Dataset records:
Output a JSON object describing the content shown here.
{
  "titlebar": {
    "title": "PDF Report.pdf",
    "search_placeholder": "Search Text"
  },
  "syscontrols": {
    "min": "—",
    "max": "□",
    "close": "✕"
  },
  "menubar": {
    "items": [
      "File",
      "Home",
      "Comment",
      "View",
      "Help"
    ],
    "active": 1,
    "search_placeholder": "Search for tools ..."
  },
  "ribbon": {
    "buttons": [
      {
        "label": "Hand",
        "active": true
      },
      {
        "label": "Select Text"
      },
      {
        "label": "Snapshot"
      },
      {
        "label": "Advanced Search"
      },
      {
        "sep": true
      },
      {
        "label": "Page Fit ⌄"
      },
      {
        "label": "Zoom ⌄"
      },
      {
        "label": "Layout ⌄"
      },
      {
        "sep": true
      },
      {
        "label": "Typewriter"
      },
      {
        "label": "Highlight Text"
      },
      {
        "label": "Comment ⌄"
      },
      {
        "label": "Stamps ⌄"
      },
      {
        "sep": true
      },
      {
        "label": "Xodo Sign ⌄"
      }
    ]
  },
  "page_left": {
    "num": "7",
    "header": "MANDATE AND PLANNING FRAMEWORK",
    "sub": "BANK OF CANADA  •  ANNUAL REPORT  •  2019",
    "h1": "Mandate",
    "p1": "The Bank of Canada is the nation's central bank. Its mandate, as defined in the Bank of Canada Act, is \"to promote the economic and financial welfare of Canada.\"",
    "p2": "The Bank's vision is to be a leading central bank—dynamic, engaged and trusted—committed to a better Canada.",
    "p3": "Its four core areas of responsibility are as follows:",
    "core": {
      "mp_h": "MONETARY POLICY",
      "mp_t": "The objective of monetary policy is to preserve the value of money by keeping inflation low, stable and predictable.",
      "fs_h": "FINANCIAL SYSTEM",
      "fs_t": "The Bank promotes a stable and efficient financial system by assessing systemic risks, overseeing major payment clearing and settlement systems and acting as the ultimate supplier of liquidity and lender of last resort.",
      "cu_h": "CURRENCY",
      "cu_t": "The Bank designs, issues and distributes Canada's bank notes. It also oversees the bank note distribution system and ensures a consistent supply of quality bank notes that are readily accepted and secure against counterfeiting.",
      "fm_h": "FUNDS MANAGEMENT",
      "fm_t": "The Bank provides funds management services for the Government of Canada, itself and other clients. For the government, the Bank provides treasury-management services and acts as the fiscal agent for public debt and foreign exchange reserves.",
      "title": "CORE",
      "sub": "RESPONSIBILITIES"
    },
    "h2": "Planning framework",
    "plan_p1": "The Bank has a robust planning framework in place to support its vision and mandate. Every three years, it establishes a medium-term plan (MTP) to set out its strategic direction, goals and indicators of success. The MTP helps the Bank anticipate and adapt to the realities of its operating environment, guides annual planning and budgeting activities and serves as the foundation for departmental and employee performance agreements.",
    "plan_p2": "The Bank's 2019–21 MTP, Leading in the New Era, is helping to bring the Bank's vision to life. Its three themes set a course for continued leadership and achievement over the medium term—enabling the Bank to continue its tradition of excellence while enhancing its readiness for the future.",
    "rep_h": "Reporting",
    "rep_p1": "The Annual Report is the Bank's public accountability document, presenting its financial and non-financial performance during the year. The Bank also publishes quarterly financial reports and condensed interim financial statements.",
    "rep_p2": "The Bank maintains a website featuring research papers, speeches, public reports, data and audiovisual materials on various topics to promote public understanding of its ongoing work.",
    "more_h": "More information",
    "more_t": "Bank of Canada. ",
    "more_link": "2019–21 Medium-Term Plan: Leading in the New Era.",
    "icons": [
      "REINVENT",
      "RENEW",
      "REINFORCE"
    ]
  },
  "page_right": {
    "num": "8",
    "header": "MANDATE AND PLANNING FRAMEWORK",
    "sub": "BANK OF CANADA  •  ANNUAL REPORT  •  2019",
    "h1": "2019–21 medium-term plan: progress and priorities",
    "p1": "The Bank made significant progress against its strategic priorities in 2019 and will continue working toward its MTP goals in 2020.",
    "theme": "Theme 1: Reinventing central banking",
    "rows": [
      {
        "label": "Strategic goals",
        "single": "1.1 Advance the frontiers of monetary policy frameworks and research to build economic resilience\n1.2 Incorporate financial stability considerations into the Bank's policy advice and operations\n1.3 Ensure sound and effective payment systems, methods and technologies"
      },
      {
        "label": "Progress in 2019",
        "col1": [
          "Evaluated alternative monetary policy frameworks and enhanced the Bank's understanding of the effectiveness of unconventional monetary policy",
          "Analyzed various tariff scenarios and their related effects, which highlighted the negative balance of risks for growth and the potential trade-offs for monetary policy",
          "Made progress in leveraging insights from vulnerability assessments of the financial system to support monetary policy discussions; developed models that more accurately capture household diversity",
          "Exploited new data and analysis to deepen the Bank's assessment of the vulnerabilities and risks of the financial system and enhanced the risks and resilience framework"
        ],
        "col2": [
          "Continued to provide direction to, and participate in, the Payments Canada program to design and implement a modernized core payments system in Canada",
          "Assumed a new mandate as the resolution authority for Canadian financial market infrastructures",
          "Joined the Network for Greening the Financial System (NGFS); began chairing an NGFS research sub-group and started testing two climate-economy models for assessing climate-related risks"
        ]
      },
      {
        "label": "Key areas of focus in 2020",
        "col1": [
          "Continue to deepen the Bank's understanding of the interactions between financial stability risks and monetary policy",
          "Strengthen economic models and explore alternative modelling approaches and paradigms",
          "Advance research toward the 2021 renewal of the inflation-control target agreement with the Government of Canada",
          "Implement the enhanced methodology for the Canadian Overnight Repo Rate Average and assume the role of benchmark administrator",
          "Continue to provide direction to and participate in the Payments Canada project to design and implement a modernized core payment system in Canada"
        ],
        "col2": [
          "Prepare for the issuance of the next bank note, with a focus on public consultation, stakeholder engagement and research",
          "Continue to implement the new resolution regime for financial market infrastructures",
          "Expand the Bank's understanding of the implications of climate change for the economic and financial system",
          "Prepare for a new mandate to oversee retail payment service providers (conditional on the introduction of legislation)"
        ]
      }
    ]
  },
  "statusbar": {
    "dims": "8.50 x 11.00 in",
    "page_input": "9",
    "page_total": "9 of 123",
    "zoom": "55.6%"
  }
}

**EXERCISE DESCRIPTION**
Make an exact copy of the material above.

**THE REPLY**
Output a JSON object describing the content shown here.
{
  "titlebar": {
    "title": "PDF Report.pdf",
    "search_placeholder": "Search Text"
  },
  "syscontrols": {
    "min": "—",
    "max": "□",
    "close": "✕"
  },
  "menubar": {
    "items": [
      "File",
      "Home",
      "Comment",
      "View",
      "Help"
    ],
    "active": 1,
    "search_placeholder": "Search for tools ..."
  },
  "ribbon": {
    "buttons": [
      {
        "label": "Hand",
        "active": true
      },
      {
        "label": "Select Text"
      },
      {
        "label": "Snapshot"
      },
      {
        "label": "Advanced Search"
      },
      {
        "sep": true
      },
      {
        "label": "Page Fit ⌄"
      },
      {
        "label": "Zoom ⌄"
      },
      {
        "label": "Layout ⌄"
      },
      {
        "sep": true
      },
      {
        "label": "Typewriter"
      },
      {
        "label": "Highlight Text"
      },
      {
        "label": "Comment ⌄"
      },
      {
        "label": "Stamps ⌄"
      },
      {
        "sep": true
      },
      {
        "label": "Xodo Sign ⌄"
      }
    ]
  },
  "page_left": {
    "num": "7",
    "header": "MANDATE AND PLANNING FRAMEWORK",
    "sub": "BANK OF CANADA  •  ANNUAL REPORT  •  2019",
    "h1": "Mandate",
    "p1": "The Bank of Canada is the nation's central bank. Its mandate, as defined in the Bank of Canada Act, is \"to promote the economic and financial welfare of Canada.\"",
    "p2": "The Bank's vision is to be a leading central bank—dynamic, engaged and trusted—committed to a better Canada.",
    "p3": "Its four core areas of responsibility are as follows:",
    "core": {
      "mp_h": "MONETARY POLICY",
      "mp_t": "The objective of monetary policy is to preserve the value of money by keeping inflation low, stable and predictable.",
      "fs_h": "FINANCIAL SYSTEM",
      "fs_t": "The Bank promotes a stable and efficient financial system by assessing systemic risks, overseeing major payment clearing and settlement systems and acting as the ultimate supplier of liquidity and lender of last resort.",
      "cu_h": "CURRENCY",
      "cu_t": "The Bank designs, issues and distributes Canada's bank notes. It also oversees the bank note distribution system and ensures a consistent supply of quality bank notes that are readily accepted and secure against counterfeiting.",
      "fm_h": "FUNDS MANAGEMENT",
      "fm_t": "The Bank provides funds management services for the Government of Canada, itself and other clients. For the government, the Bank provides treasury-management services and acts as the fiscal agent for public debt and foreign exchange reserves.",
      "title": "CORE",
      "sub": "RESPONSIBILITIES"
    },
    "h2": "Planning framework",
    "plan_p1": "The Bank has a robust planning framework in place to support its vision and mandate. Every three years, it establishes a medium-term plan (MTP) to set out its strategic direction, goals and indicators of success. The MTP helps the Bank anticipate and adapt to the realities of its operating environment, guides annual planning and budgeting activities and serves as the foundation for departmental and employee performance agreements.",
    "plan_p2": "The Bank's 2019–21 MTP, Leading in the New Era, is helping to bring the Bank's vision to life. Its three themes set a course for continued leadership and achievement over the medium term—enabling the Bank to continue its tradition of excellence while enhancing its readiness for the future.",
    "rep_h": "Reporting",
    "rep_p1": "The Annual Report is the Bank's public accountability document, presenting its financial and non-financial performance during the year. The Bank also publishes quarterly financial reports and condensed interim financial statements.",
    "rep_p2": "The Bank maintains a website featuring research papers, speeches, public reports, data and audiovisual materials on various topics to promote public understanding of its ongoing work.",
    "more_h": "More information",
    "more_t": "Bank of Canada. ",
    "more_link": "2019–21 Medium-Term Plan: Leading in the New Era.",
    "icons": [
      "REINVENT",
      "RENEW",
      "REINFORCE"
    ]
  },
  "page_right": {
    "num": "8",
    "header": "MANDATE AND PLANNING FRAMEWORK",
    "sub": "BANK OF CANADA  •  ANNUAL REPORT  •  2019",
    "h1": "2019–21 medium-term plan: progress and priorities",
    "p1": "The Bank made significant progress against its strategic priorities in 2019 and will continue working toward its MTP goals in 2020.",
    "theme": "Theme 1: Reinventing central banking",
    "rows": [
      {
        "label": "Strategic goals",
        "single": "1.1 Advance the frontiers of monetary policy frameworks and research to build economic resilience\n1.2 Incorporate financial stability considerations into the Bank's policy advice and operations\n1.3 Ensure sound and effective payment systems, methods and technologies"
      },
      {
        "label": "Progress in 2019",
        "col1": [
          "Evaluated alternative monetary policy frameworks and enhanced the Bank's understanding of the effectiveness of unconventional monetary policy",
          "Analyzed various tariff scenarios and their related effects, which highlighted the negative balance of risks for growth and the potential trade-offs for monetary policy",
          "Made progress in leveraging insights from vulnerability assessments of the financial system to support monetary policy discussions; developed models that more accurately capture household diversity",
          "Exploited new data and analysis to deepen the Bank's assessment of the vulnerabilities and risks of the financial system and enhanced the risks and resilience framework"
        ],
        "col2": [
          "Continued to provide direction to, and participate in, the Payments Canada program to design and implement a modernized core payments system in Canada",
          "Assumed a new mandate as the resolution authority for Canadian financial market infrastructures",
          "Joined the Network for Greening the Financial System (NGFS); began chairing an NGFS research sub-group and started testing two climate-economy models for assessing climate-related risks"
        ]
      },
      {
        "label": "Key areas of focus in 2020",
        "col1": [
          "Continue to deepen the Bank's understanding of the interactions between financial stability risks and monetary policy",
          "Strengthen economic models and explore alternative modelling approaches and paradigms",
          "Advance research toward the 2021 renewal of the inflation-control target agreement with the Government of Canada",
          "Implement the enhanced methodology for the Canadian Overnight Repo Rate Average and assume the role of benchmark administrator",
          "Continue to provide direction to and participate in the Payments Canada project to design and implement a modernized core payment system in Canada"
        ],
        "col2": [
          "Prepare for the issuance of the next bank note, with a focus on public consultation, stakeholder engagement and research",
          "Continue to implement the new resolution regime for financial market infrastructures",
          "Expand the Bank's understanding of the implications of climate change for the economic and financial system",
          "Prepare for a new mandate to oversee retail payment service providers (conditional on the introduction of legislation)"
        ]
      }
    ]
  },
  "statusbar": {
    "dims": "8.50 x 11.00 in",
    "page_input": "9",
    "page_total": "9 of 123",
    "zoom": "55.6%"
  }
}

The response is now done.